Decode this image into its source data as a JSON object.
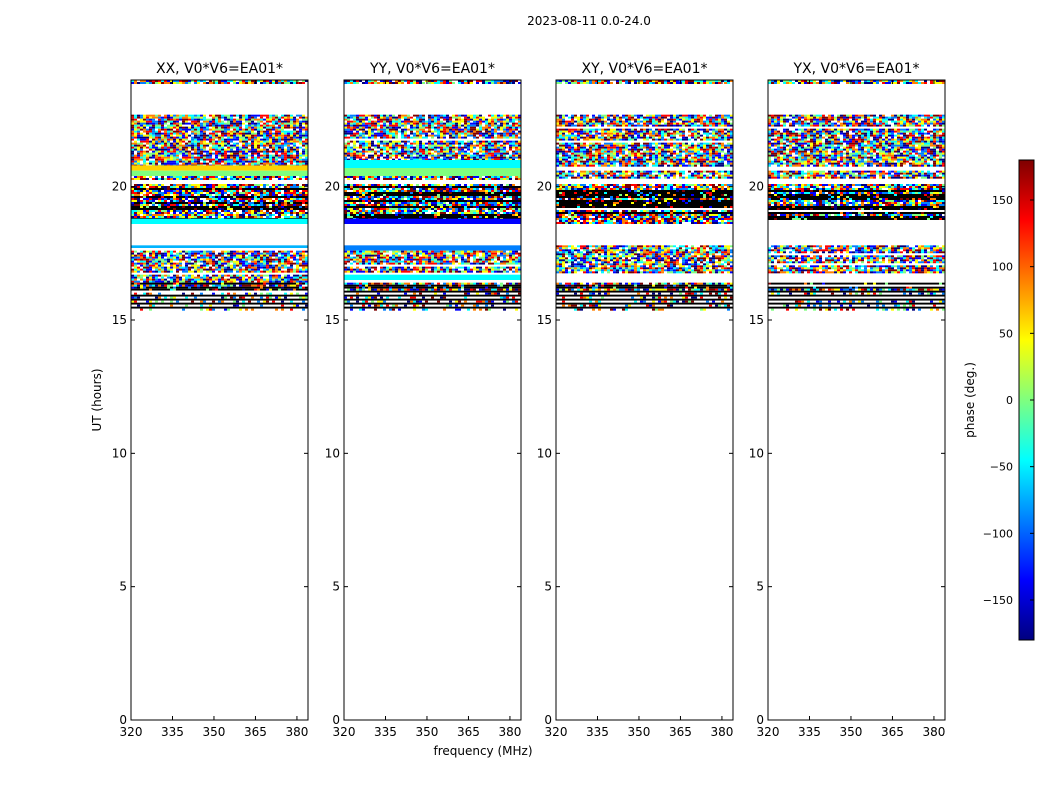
{
  "figure": {
    "title": "2023-08-11 0.0-24.0",
    "xlabel": "frequency (MHz)",
    "ylabel": "UT (hours)"
  },
  "colorbar": {
    "label": "phase (deg.)",
    "range": [
      -180,
      180
    ],
    "ticks": [
      -150,
      -100,
      -50,
      0,
      50,
      100,
      150
    ],
    "tick_labels": [
      "−150",
      "−100",
      "−50",
      "0",
      "50",
      "100",
      "150"
    ],
    "colormap": [
      "#00007f",
      "#0000ff",
      "#007fff",
      "#00ffff",
      "#7fff7f",
      "#ffff00",
      "#ff7f00",
      "#ff0000",
      "#7f0000"
    ]
  },
  "chart_data": [
    {
      "type": "heatmap",
      "title": "XX, V0*V6=EA01*",
      "xlim": [
        320,
        384
      ],
      "ylim": [
        0,
        24
      ],
      "xticks": [
        320,
        335,
        350,
        365,
        380
      ],
      "yticks": [
        0,
        5,
        10,
        15,
        20
      ],
      "bands": [
        {
          "range": [
            23.9,
            24.0
          ],
          "kind": "noise"
        },
        {
          "range": [
            20.8,
            22.7
          ],
          "kind": "noise"
        },
        {
          "range": [
            20.6,
            20.8
          ],
          "kind": "solid",
          "color": "#ffd200"
        },
        {
          "range": [
            20.4,
            20.6
          ],
          "kind": "solid",
          "color": "#7fff7f"
        },
        {
          "range": [
            20.3,
            20.4
          ],
          "kind": "noise"
        },
        {
          "range": [
            18.8,
            20.1
          ],
          "kind": "dark"
        },
        {
          "range": [
            18.6,
            18.8
          ],
          "kind": "solid",
          "color": "#00ffff"
        },
        {
          "range": [
            17.7,
            17.8
          ],
          "kind": "solid",
          "color": "#00b4ff"
        },
        {
          "range": [
            16.8,
            17.6
          ],
          "kind": "noise"
        },
        {
          "range": [
            16.4,
            16.7
          ],
          "kind": "noise"
        },
        {
          "range": [
            16.1,
            16.4
          ],
          "kind": "dark"
        },
        {
          "range": [
            15.4,
            16.1
          ],
          "kind": "fringe"
        }
      ]
    },
    {
      "type": "heatmap",
      "title": "YY, V0*V6=EA01*",
      "xlim": [
        320,
        384
      ],
      "ylim": [
        0,
        24
      ],
      "xticks": [
        320,
        335,
        350,
        365,
        380
      ],
      "yticks": [
        0,
        5,
        10,
        15,
        20
      ],
      "bands": [
        {
          "range": [
            23.9,
            24.0
          ],
          "kind": "noise"
        },
        {
          "range": [
            21.0,
            22.7
          ],
          "kind": "noise"
        },
        {
          "range": [
            20.7,
            21.0
          ],
          "kind": "solid",
          "color": "#00ffff"
        },
        {
          "range": [
            20.4,
            20.7
          ],
          "kind": "solid",
          "color": "#7fff7f"
        },
        {
          "range": [
            20.3,
            20.4
          ],
          "kind": "noise"
        },
        {
          "range": [
            18.8,
            20.1
          ],
          "kind": "dark"
        },
        {
          "range": [
            18.6,
            18.8
          ],
          "kind": "solid",
          "color": "#0000ff"
        },
        {
          "range": [
            17.6,
            17.8
          ],
          "kind": "solid",
          "color": "#007fff"
        },
        {
          "range": [
            16.8,
            17.6
          ],
          "kind": "noise"
        },
        {
          "range": [
            16.5,
            16.7
          ],
          "kind": "solid",
          "color": "#00ffff"
        },
        {
          "range": [
            16.1,
            16.4
          ],
          "kind": "dark"
        },
        {
          "range": [
            15.4,
            16.1
          ],
          "kind": "fringe"
        }
      ]
    },
    {
      "type": "heatmap",
      "title": "XY, V0*V6=EA01*",
      "xlim": [
        320,
        384
      ],
      "ylim": [
        0,
        24
      ],
      "xticks": [
        320,
        335,
        350,
        365,
        380
      ],
      "yticks": [
        0,
        5,
        10,
        15,
        20
      ],
      "bands": [
        {
          "range": [
            23.9,
            24.0
          ],
          "kind": "noise"
        },
        {
          "range": [
            20.8,
            22.7
          ],
          "kind": "noise"
        },
        {
          "range": [
            20.3,
            20.6
          ],
          "kind": "noise"
        },
        {
          "range": [
            18.6,
            20.1
          ],
          "kind": "dark"
        },
        {
          "range": [
            16.8,
            17.8
          ],
          "kind": "noise"
        },
        {
          "range": [
            16.1,
            16.4
          ],
          "kind": "dark"
        },
        {
          "range": [
            15.4,
            16.1
          ],
          "kind": "fringe"
        }
      ]
    },
    {
      "type": "heatmap",
      "title": "YX, V0*V6=EA01*",
      "xlim": [
        320,
        384
      ],
      "ylim": [
        0,
        24
      ],
      "xticks": [
        320,
        335,
        350,
        365,
        380
      ],
      "yticks": [
        0,
        5,
        10,
        15,
        20
      ],
      "bands": [
        {
          "range": [
            23.9,
            24.0
          ],
          "kind": "noise"
        },
        {
          "range": [
            20.8,
            22.7
          ],
          "kind": "noise"
        },
        {
          "range": [
            20.3,
            20.6
          ],
          "kind": "noise"
        },
        {
          "range": [
            18.8,
            20.1
          ],
          "kind": "dark"
        },
        {
          "range": [
            16.8,
            17.8
          ],
          "kind": "noise"
        },
        {
          "range": [
            16.1,
            16.4
          ],
          "kind": "dark"
        },
        {
          "range": [
            15.4,
            16.1
          ],
          "kind": "fringe"
        }
      ]
    }
  ]
}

• Your task:
Copy every record character for character. Skip the pictures.

• Response for this exercise:
Decode this image into its source data as a JSON object.
{
  "figure": {
    "title": "2023-08-11 0.0-24.0",
    "xlabel": "frequency (MHz)",
    "ylabel": "UT (hours)"
  },
  "colorbar": {
    "label": "phase (deg.)",
    "range": [
      -180,
      180
    ],
    "ticks": [
      -150,
      -100,
      -50,
      0,
      50,
      100,
      150
    ],
    "tick_labels": [
      "−150",
      "−100",
      "−50",
      "0",
      "50",
      "100",
      "150"
    ],
    "colormap": [
      "#00007f",
      "#0000ff",
      "#007fff",
      "#00ffff",
      "#7fff7f",
      "#ffff00",
      "#ff7f00",
      "#ff0000",
      "#7f0000"
    ]
  },
  "chart_data": [
    {
      "type": "heatmap",
      "title": "XX, V0*V6=EA01*",
      "xlim": [
        320,
        384
      ],
      "ylim": [
        0,
        24
      ],
      "xticks": [
        320,
        335,
        350,
        365,
        380
      ],
      "yticks": [
        0,
        5,
        10,
        15,
        20
      ],
      "bands": [
        {
          "range": [
            23.9,
            24.0
          ],
          "kind": "noise"
        },
        {
          "range": [
            20.8,
            22.7
          ],
          "kind": "noise"
        },
        {
          "range": [
            20.6,
            20.8
          ],
          "kind": "solid",
          "color": "#ffd200"
        },
        {
          "range": [
            20.4,
            20.6
          ],
          "kind": "solid",
          "color": "#7fff7f"
        },
        {
          "range": [
            20.3,
            20.4
          ],
          "kind": "noise"
        },
        {
          "range": [
            18.8,
            20.1
          ],
          "kind": "dark"
        },
        {
          "range": [
            18.6,
            18.8
          ],
          "kind": "solid",
          "color": "#00ffff"
        },
        {
          "range": [
            17.7,
            17.8
          ],
          "kind": "solid",
          "color": "#00b4ff"
        },
        {
          "range": [
            16.8,
            17.6
          ],
          "kind": "noise"
        },
        {
          "range": [
            16.4,
            16.7
          ],
          "kind": "noise"
        },
        {
          "range": [
            16.1,
            16.4
          ],
          "kind": "dark"
        },
        {
          "range": [
            15.4,
            16.1
          ],
          "kind": "fringe"
        }
      ]
    },
    {
      "type": "heatmap",
      "title": "YY, V0*V6=EA01*",
      "xlim": [
        320,
        384
      ],
      "ylim": [
        0,
        24
      ],
      "xticks": [
        320,
        335,
        350,
        365,
        380
      ],
      "yticks": [
        0,
        5,
        10,
        15,
        20
      ],
      "bands": [
        {
          "range": [
            23.9,
            24.0
          ],
          "kind": "noise"
        },
        {
          "range": [
            21.0,
            22.7
          ],
          "kind": "noise"
        },
        {
          "range": [
            20.7,
            21.0
          ],
          "kind": "solid",
          "color": "#00ffff"
        },
        {
          "range": [
            20.4,
            20.7
          ],
          "kind": "solid",
          "color": "#7fff7f"
        },
        {
          "range": [
            20.3,
            20.4
          ],
          "kind": "noise"
        },
        {
          "range": [
            18.8,
            20.1
          ],
          "kind": "dark"
        },
        {
          "range": [
            18.6,
            18.8
          ],
          "kind": "solid",
          "color": "#0000ff"
        },
        {
          "range": [
            17.6,
            17.8
          ],
          "kind": "solid",
          "color": "#007fff"
        },
        {
          "range": [
            16.8,
            17.6
          ],
          "kind": "noise"
        },
        {
          "range": [
            16.5,
            16.7
          ],
          "kind": "solid",
          "color": "#00ffff"
        },
        {
          "range": [
            16.1,
            16.4
          ],
          "kind": "dark"
        },
        {
          "range": [
            15.4,
            16.1
          ],
          "kind": "fringe"
        }
      ]
    },
    {
      "type": "heatmap",
      "title": "XY, V0*V6=EA01*",
      "xlim": [
        320,
        384
      ],
      "ylim": [
        0,
        24
      ],
      "xticks": [
        320,
        335,
        350,
        365,
        380
      ],
      "yticks": [
        0,
        5,
        10,
        15,
        20
      ],
      "bands": [
        {
          "range": [
            23.9,
            24.0
          ],
          "kind": "noise"
        },
        {
          "range": [
            20.8,
            22.7
          ],
          "kind": "noise"
        },
        {
          "range": [
            20.3,
            20.6
          ],
          "kind": "noise"
        },
        {
          "range": [
            18.6,
            20.1
          ],
          "kind": "dark"
        },
        {
          "range": [
            16.8,
            17.8
          ],
          "kind": "noise"
        },
        {
          "range": [
            16.1,
            16.4
          ],
          "kind": "dark"
        },
        {
          "range": [
            15.4,
            16.1
          ],
          "kind": "fringe"
        }
      ]
    },
    {
      "type": "heatmap",
      "title": "YX, V0*V6=EA01*",
      "xlim": [
        320,
        384
      ],
      "ylim": [
        0,
        24
      ],
      "xticks": [
        320,
        335,
        350,
        365,
        380
      ],
      "yticks": [
        0,
        5,
        10,
        15,
        20
      ],
      "bands": [
        {
          "range": [
            23.9,
            24.0
          ],
          "kind": "noise"
        },
        {
          "range": [
            20.8,
            22.7
          ],
          "kind": "noise"
        },
        {
          "range": [
            20.3,
            20.6
          ],
          "kind": "noise"
        },
        {
          "range": [
            18.8,
            20.1
          ],
          "kind": "dark"
        },
        {
          "range": [
            16.8,
            17.8
          ],
          "kind": "noise"
        },
        {
          "range": [
            16.1,
            16.4
          ],
          "kind": "dark"
        },
        {
          "range": [
            15.4,
            16.1
          ],
          "kind": "fringe"
        }
      ]
    }
  ]
}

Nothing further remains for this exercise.